# [SHORT EXERCISE]
Filter the lines below, copying only those with the string "annotation".

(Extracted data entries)
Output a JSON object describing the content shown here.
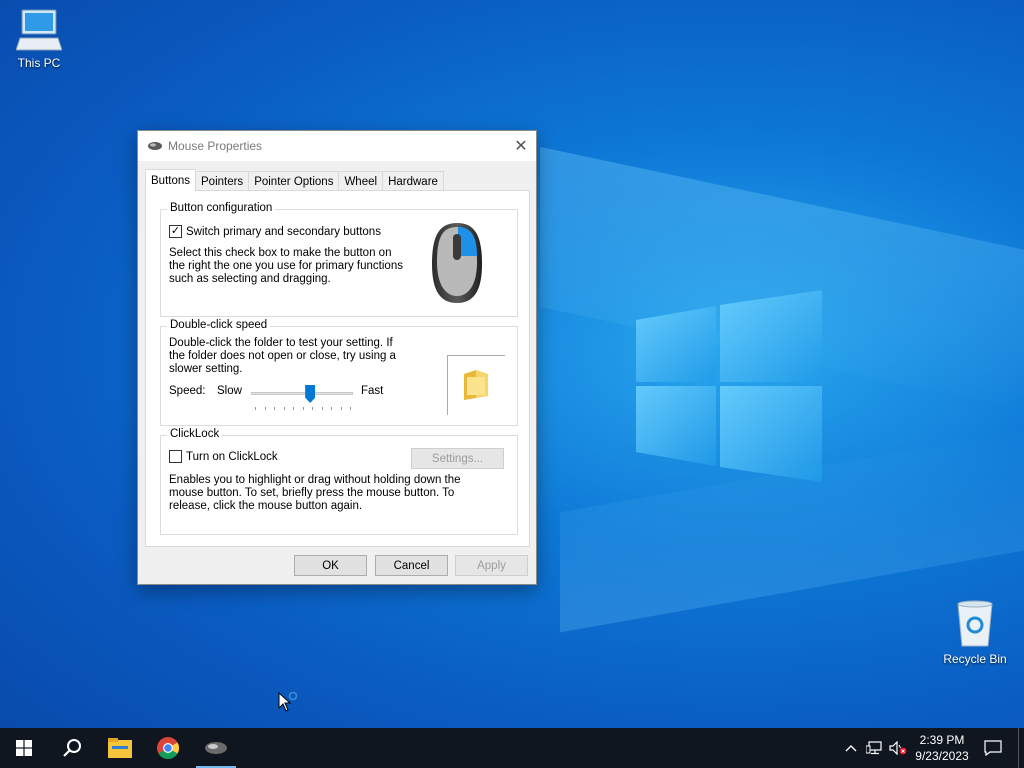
{
  "desktop": {
    "icons": [
      {
        "label": "This PC",
        "icon": "computer-icon"
      },
      {
        "label": "Recycle Bin",
        "icon": "recycle-bin-icon"
      }
    ]
  },
  "dialog": {
    "title": "Mouse Properties",
    "title_icon": "mouse-icon",
    "close_glyph": "✕",
    "tabs": [
      "Buttons",
      "Pointers",
      "Pointer Options",
      "Wheel",
      "Hardware"
    ],
    "active_tab": "Buttons",
    "button_config": {
      "legend": "Button configuration",
      "switch_label": "Switch primary and secondary buttons",
      "switch_checked": true,
      "description": "Select this check box to make the button on the right the one you use for primary functions such as selecting and dragging."
    },
    "double_click": {
      "legend": "Double-click speed",
      "description": "Double-click the folder to test your setting. If the folder does not open or close, try using a slower setting.",
      "speed_label": "Speed:",
      "slow_label": "Slow",
      "fast_label": "Fast",
      "speed_fraction": 0.58
    },
    "clicklock": {
      "legend": "ClickLock",
      "toggle_label": "Turn on ClickLock",
      "toggle_checked": false,
      "settings_label": "Settings...",
      "description": "Enables you to highlight or drag without holding down the mouse button. To set, briefly press the mouse button. To release, click the mouse button again."
    },
    "buttons": {
      "ok": "OK",
      "cancel": "Cancel",
      "apply": "Apply"
    }
  },
  "taskbar": {
    "items": [
      "start-icon",
      "search-icon",
      "file-explorer-icon",
      "chrome-icon",
      "mouse-properties-icon"
    ],
    "tray": {
      "time": "2:39 PM",
      "date": "9/23/2023",
      "icons": [
        "chevron-up-icon",
        "network-icon",
        "volume-muted-icon",
        "notification-icon"
      ]
    }
  },
  "colors": {
    "accent": "#0078d7",
    "taskbar": "#0f1620"
  }
}
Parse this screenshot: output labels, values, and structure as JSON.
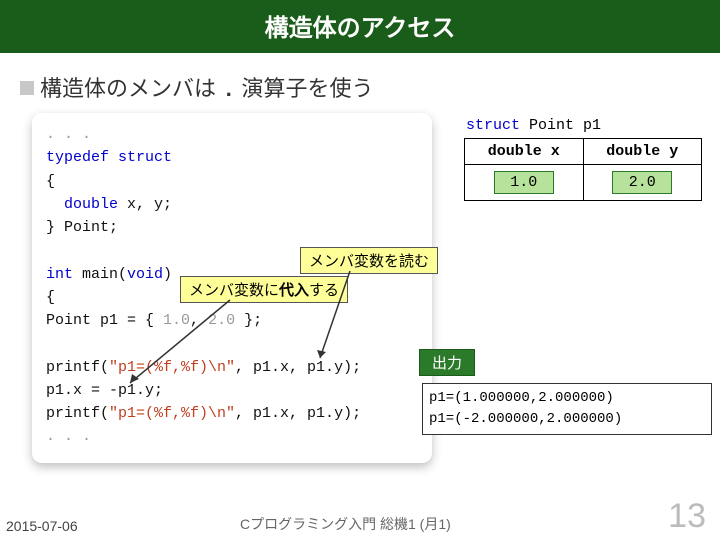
{
  "header": {
    "title": "構造体のアクセス"
  },
  "subtitle": {
    "prefix": "構造体のメンバは ",
    "dot": ".",
    "suffix": " 演算子を使う"
  },
  "code": {
    "ellipsis": ". . .",
    "typedef_kw": "typedef struct",
    "lbrace": "{",
    "fields_kw": "double",
    "fields_rest": " x, y;",
    "rbrace_name": "} Point;",
    "main_kw": "int",
    "main_rest": " main(",
    "main_void_kw": "void",
    "main_close": ")",
    "main_lbrace": "{",
    "decl_pre": "  Point p1 = { ",
    "decl_v1": "1.0",
    "decl_sep": ", ",
    "decl_v2": "2.0",
    "decl_post": " };",
    "printf1_pre": "  printf(",
    "printf1_str": "\"p1=(%f,%f)\\n\"",
    "printf1_args": ", p1.x, p1.y);",
    "assign_line": "  p1.x = -p1.y;",
    "printf2_pre": "  printf(",
    "printf2_str": "\"p1=(%f,%f)\\n\"",
    "printf2_args": ", p1.x, p1.y);",
    "trailing": "  . . ."
  },
  "struct_table": {
    "caption_kw": "struct",
    "caption_rest": " Point p1",
    "col1": "double x",
    "col2": "double y",
    "val1": "1.0",
    "val2": "2.0"
  },
  "annot": {
    "read": "メンバ変数を読む",
    "assign_pre": "メンバ変数に",
    "assign_bold": "代入",
    "assign_post": "する"
  },
  "output": {
    "label": "出力",
    "line1": "p1=(1.000000,2.000000)",
    "line2": "p1=(-2.000000,2.000000)"
  },
  "footer": {
    "date": "2015-07-06",
    "course": "Cプログラミング入門 総機1 (月1)",
    "page": "13"
  }
}
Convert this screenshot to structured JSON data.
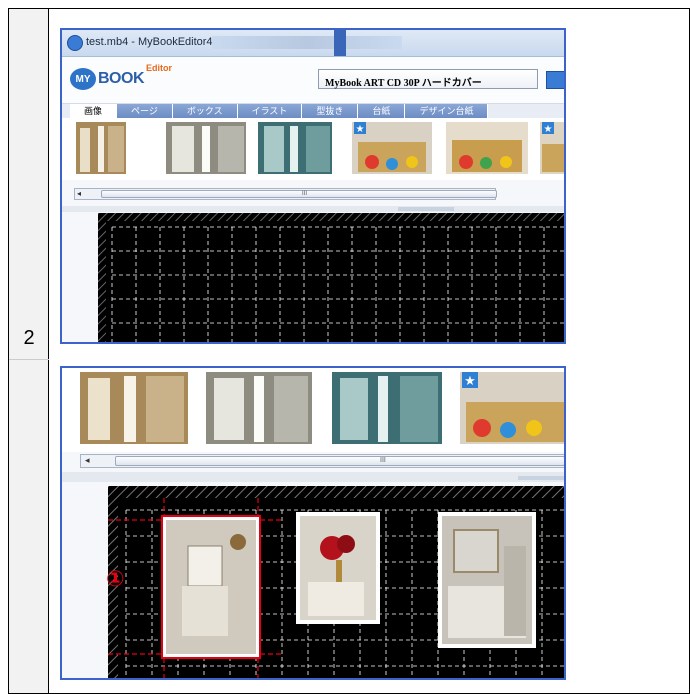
{
  "step": {
    "number": "2"
  },
  "window": {
    "title": "test.mb4 - MyBookEditor4"
  },
  "header": {
    "logo_mark": "MY",
    "logo_book": "BOOK",
    "logo_editor": "Editor",
    "product_select": "MyBook ART CD 30P ハードカバー"
  },
  "tabs": [
    {
      "label": "画像",
      "active": true
    },
    {
      "label": "ページ",
      "active": false
    },
    {
      "label": "ボックス",
      "active": false
    },
    {
      "label": "イラスト",
      "active": false
    },
    {
      "label": "型抜き",
      "active": false
    },
    {
      "label": "台紙",
      "active": false
    },
    {
      "label": "デザイン台紙",
      "active": false
    }
  ],
  "scrollbar": {
    "left_arrow": "◂",
    "grip": "III",
    "splitter_arrow": "▴"
  },
  "thumbnails": [
    {
      "kind": "warm-room"
    },
    {
      "kind": "grey-room"
    },
    {
      "kind": "teal-room"
    },
    {
      "kind": "toys-favorite",
      "favorite": true
    },
    {
      "kind": "toys"
    },
    {
      "kind": "toys-partial",
      "favorite": true
    }
  ],
  "annotation": {
    "marker": "①"
  },
  "colors": {
    "accent": "#3b63c9",
    "marker": "#e60012",
    "grid": "#ffffff",
    "canvas": "#000000"
  }
}
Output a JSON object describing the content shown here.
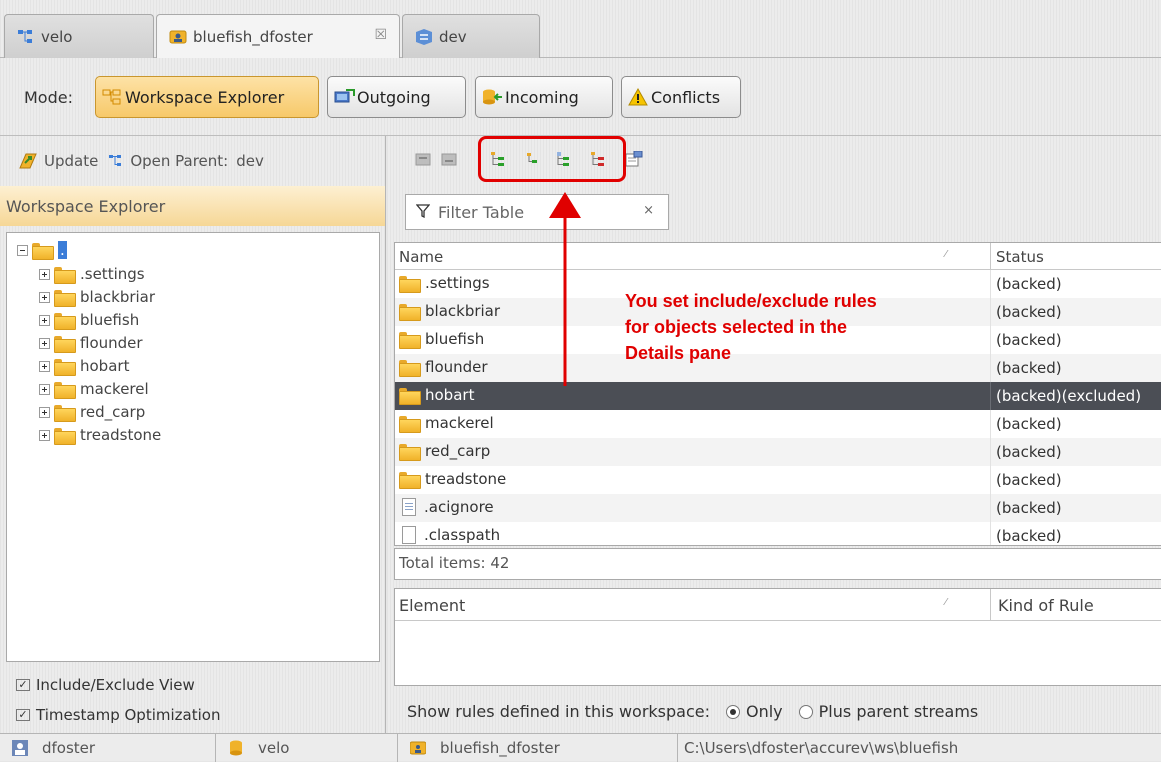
{
  "tabs": [
    {
      "label": "velo",
      "icon": "stream-tree-icon"
    },
    {
      "label": "bluefish_dfoster",
      "icon": "workspace-icon",
      "close": "☒"
    },
    {
      "label": "dev",
      "icon": "depot-stream-icon"
    }
  ],
  "mode_bar": {
    "label": "Mode:",
    "buttons": [
      {
        "label": "Workspace Explorer",
        "icon": "workspace-explorer-icon",
        "active": true
      },
      {
        "label": "Outgoing",
        "icon": "outgoing-icon"
      },
      {
        "label": "Incoming",
        "icon": "incoming-icon"
      },
      {
        "label": "Conflicts",
        "icon": "warning-icon"
      }
    ]
  },
  "left_toolbar": {
    "update_label": "Update",
    "open_parent_label": "Open Parent:",
    "parent_name": "dev"
  },
  "left_panel_title": "Workspace Explorer",
  "tree": {
    "root": ".",
    "children": [
      ".settings",
      "blackbriar",
      "bluefish",
      "flounder",
      "hobart",
      "mackerel",
      "red_carp",
      "treadstone"
    ]
  },
  "left_options": [
    {
      "label": "Include/Exclude View",
      "checked": true
    },
    {
      "label": "Timestamp Optimization",
      "checked": true
    }
  ],
  "filter": {
    "placeholder": "Filter Table",
    "clear": "×"
  },
  "details": {
    "columns": [
      "Name",
      "Status"
    ],
    "rows": [
      {
        "name": ".settings",
        "status": "(backed)",
        "type": "folder"
      },
      {
        "name": "blackbriar",
        "status": "(backed)",
        "type": "folder"
      },
      {
        "name": "bluefish",
        "status": "(backed)",
        "type": "folder"
      },
      {
        "name": "flounder",
        "status": "(backed)",
        "type": "folder"
      },
      {
        "name": "hobart",
        "status": "(backed)(excluded)",
        "type": "folder",
        "selected": true
      },
      {
        "name": "mackerel",
        "status": "(backed)",
        "type": "folder"
      },
      {
        "name": "red_carp",
        "status": "(backed)",
        "type": "folder"
      },
      {
        "name": "treadstone",
        "status": "(backed)",
        "type": "folder"
      },
      {
        "name": ".acignore",
        "status": "(backed)",
        "type": "file"
      },
      {
        "name": ".classpath",
        "status": "(backed)",
        "type": "file"
      }
    ],
    "total": "Total items: 42"
  },
  "rules_table": {
    "columns": [
      "Element",
      "Kind of Rule"
    ]
  },
  "show_rules": {
    "label": "Show rules defined in this workspace:",
    "options": [
      {
        "label": "Only",
        "selected": true
      },
      {
        "label": "Plus parent streams",
        "selected": false
      }
    ]
  },
  "annotation": "You set include/exclude rules\nfor objects selected in the\nDetails pane",
  "status_bar": [
    {
      "label": "dfoster",
      "icon": "user-icon"
    },
    {
      "label": "velo",
      "icon": "depot-icon"
    },
    {
      "label": "bluefish_dfoster",
      "icon": "workspace-icon"
    },
    {
      "label": "C:\\Users\\dfoster\\accurev\\ws\\bluefish",
      "icon": ""
    }
  ],
  "colors": {
    "accent": "#f7c96a",
    "annotation": "#e00000",
    "selected_row": "#4b4e55"
  }
}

# [REPLY]
  "annotation": {
  "annotation": "You set include/exclude rules\nfor objects selected in the\nDetails pane",
    "annotation": "#e00000",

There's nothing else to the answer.